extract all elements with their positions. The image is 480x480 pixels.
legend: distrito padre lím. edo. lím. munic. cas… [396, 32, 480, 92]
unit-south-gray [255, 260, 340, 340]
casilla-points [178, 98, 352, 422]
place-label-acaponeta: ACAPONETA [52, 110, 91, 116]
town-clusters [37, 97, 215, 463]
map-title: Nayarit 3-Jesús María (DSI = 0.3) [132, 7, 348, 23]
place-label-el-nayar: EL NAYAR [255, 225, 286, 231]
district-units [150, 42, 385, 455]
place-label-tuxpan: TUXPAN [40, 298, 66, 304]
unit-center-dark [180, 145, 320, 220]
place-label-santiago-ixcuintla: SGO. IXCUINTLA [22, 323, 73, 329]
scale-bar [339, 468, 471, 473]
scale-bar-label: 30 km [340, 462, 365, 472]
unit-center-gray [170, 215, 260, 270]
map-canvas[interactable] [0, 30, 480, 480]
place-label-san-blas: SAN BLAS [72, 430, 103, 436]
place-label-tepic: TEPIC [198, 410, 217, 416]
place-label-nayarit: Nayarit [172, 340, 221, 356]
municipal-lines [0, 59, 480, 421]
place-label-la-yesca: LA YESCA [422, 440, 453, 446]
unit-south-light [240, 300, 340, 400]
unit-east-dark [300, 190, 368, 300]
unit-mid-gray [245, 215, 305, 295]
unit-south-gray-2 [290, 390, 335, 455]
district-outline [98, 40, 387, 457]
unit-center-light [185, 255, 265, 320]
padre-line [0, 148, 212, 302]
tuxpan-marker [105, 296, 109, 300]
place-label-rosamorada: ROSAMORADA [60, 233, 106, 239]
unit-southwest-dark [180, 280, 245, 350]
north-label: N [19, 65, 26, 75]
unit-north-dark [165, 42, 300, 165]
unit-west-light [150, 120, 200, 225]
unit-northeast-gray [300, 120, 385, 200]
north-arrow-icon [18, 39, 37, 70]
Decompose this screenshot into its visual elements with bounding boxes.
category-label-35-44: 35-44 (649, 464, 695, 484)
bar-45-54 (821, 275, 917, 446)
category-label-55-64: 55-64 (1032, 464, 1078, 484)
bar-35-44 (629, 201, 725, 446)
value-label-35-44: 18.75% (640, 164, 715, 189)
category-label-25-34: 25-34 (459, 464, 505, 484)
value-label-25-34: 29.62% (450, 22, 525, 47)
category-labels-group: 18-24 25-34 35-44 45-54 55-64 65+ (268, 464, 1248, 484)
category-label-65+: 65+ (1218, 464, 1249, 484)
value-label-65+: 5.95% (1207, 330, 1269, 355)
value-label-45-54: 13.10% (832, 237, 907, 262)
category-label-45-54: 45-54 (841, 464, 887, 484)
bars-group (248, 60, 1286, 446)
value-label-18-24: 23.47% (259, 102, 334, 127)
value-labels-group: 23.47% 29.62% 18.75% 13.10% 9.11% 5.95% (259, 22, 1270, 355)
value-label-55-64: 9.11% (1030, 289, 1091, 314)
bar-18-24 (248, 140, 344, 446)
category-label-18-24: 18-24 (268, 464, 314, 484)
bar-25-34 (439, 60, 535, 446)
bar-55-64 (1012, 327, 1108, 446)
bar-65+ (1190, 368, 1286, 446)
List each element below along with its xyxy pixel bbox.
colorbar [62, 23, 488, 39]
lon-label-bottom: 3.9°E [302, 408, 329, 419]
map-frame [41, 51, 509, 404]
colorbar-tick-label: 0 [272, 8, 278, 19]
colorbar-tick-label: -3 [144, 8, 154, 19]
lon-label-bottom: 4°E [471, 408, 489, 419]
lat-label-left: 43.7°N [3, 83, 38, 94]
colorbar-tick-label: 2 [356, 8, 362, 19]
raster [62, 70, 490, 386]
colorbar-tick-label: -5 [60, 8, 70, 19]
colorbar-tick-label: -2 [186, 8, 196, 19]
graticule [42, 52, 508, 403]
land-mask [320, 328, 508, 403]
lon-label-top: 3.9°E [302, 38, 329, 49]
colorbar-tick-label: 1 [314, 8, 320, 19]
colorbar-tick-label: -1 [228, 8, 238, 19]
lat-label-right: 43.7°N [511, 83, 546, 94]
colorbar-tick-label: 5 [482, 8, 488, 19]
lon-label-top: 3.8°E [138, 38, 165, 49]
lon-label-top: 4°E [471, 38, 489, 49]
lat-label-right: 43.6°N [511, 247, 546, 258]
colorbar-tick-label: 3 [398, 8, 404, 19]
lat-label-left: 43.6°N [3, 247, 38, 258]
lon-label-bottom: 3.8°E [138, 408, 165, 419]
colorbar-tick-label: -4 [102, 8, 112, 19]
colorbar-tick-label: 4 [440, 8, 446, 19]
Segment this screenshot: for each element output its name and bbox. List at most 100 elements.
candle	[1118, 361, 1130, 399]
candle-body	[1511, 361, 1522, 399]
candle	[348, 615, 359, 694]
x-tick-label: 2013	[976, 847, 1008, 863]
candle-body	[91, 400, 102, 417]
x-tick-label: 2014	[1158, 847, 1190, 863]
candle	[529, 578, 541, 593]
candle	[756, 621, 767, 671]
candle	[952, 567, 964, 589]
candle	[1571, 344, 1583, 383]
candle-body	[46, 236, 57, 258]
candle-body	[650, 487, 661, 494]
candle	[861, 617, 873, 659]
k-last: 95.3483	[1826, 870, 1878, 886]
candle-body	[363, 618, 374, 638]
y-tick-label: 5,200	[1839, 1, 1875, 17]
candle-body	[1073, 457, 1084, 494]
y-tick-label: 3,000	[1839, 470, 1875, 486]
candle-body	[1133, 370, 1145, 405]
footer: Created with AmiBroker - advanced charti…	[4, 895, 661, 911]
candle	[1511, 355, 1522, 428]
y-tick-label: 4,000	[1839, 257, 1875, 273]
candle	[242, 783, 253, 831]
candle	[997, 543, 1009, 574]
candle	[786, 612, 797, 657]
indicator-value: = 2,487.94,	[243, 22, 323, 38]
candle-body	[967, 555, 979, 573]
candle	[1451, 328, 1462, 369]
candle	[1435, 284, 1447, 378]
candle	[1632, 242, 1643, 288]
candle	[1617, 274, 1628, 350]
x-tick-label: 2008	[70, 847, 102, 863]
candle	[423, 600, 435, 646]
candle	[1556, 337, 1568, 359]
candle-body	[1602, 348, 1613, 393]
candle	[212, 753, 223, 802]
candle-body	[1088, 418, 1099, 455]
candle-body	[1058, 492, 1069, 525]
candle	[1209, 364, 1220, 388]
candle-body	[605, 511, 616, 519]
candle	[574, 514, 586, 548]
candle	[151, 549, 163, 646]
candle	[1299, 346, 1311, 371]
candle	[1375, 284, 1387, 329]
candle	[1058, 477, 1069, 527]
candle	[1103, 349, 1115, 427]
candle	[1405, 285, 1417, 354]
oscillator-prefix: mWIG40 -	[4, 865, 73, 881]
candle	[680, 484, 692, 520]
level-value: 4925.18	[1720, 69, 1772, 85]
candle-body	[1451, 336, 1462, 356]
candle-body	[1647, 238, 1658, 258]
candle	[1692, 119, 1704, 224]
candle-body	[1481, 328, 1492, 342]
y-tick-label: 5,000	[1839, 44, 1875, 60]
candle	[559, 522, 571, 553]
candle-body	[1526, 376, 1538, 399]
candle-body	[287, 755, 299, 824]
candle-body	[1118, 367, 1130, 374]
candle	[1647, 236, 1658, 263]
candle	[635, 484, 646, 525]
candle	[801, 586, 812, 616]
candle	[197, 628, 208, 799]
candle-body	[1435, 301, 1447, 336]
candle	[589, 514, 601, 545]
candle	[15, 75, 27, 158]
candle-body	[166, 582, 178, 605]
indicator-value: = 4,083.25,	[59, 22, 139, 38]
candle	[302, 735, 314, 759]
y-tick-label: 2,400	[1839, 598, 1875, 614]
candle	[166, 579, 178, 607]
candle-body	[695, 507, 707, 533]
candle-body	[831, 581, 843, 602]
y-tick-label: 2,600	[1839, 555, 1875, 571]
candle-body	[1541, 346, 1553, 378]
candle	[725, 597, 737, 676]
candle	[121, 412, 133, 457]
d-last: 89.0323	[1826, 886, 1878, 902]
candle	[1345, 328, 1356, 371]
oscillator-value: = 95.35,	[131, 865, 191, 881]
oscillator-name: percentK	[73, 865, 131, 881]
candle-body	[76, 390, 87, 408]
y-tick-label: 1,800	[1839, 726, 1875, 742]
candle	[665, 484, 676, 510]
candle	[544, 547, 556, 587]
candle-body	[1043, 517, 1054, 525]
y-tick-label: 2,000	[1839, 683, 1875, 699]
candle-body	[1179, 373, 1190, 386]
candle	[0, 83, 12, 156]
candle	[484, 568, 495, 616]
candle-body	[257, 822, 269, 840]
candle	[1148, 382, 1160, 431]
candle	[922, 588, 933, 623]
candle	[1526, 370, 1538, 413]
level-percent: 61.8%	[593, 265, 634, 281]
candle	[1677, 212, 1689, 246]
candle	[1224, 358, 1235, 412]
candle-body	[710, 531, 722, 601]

★ ★ ★ ★ ★

= WORK TO BE COMPLETED =
Repeat the rows exactly, from the first one through the row that contains "value-label-35-44: 18.75% (640, 164, 715, 189)", with both ends included.

= SOLUTION BELOW =
extract all elements with their positions. The image is 480x480 pixels.
legend: distrito padre lím. edo. lím. munic. cas… [396, 32, 480, 92]
unit-south-gray [255, 260, 340, 340]
casilla-points [178, 98, 352, 422]
place-label-acaponeta: ACAPONETA [52, 110, 91, 116]
town-clusters [37, 97, 215, 463]
map-title: Nayarit 3-Jesús María (DSI = 0.3) [132, 7, 348, 23]
place-label-el-nayar: EL NAYAR [255, 225, 286, 231]
district-units [150, 42, 385, 455]
place-label-tuxpan: TUXPAN [40, 298, 66, 304]
unit-center-dark [180, 145, 320, 220]
place-label-santiago-ixcuintla: SGO. IXCUINTLA [22, 323, 73, 329]
scale-bar [339, 468, 471, 473]
scale-bar-label: 30 km [340, 462, 365, 472]
unit-center-gray [170, 215, 260, 270]
map-canvas[interactable] [0, 30, 480, 480]
place-label-san-blas: SAN BLAS [72, 430, 103, 436]
place-label-tepic: TEPIC [198, 410, 217, 416]
place-label-nayarit: Nayarit [172, 340, 221, 356]
municipal-lines [0, 59, 480, 421]
place-label-la-yesca: LA YESCA [422, 440, 453, 446]
unit-south-light [240, 300, 340, 400]
unit-east-dark [300, 190, 368, 300]
unit-mid-gray [245, 215, 305, 295]
unit-south-gray-2 [290, 390, 335, 455]
district-outline [98, 40, 387, 457]
unit-center-light [185, 255, 265, 320]
padre-line [0, 148, 212, 302]
tuxpan-marker [105, 296, 109, 300]
place-label-rosamorada: ROSAMORADA [60, 233, 106, 239]
unit-southwest-dark [180, 280, 245, 350]
north-label: N [19, 65, 26, 75]
unit-north-dark [165, 42, 300, 165]
unit-west-light [150, 120, 200, 225]
unit-northeast-gray [300, 120, 385, 200]
north-arrow-icon [18, 39, 37, 70]
Decompose this screenshot into its visual elements with bounding boxes.
category-label-35-44: 35-44 (649, 464, 695, 484)
bar-45-54 (821, 275, 917, 446)
category-label-55-64: 55-64 (1032, 464, 1078, 484)
bar-35-44 (629, 201, 725, 446)
value-label-35-44: 18.75% (640, 164, 715, 189)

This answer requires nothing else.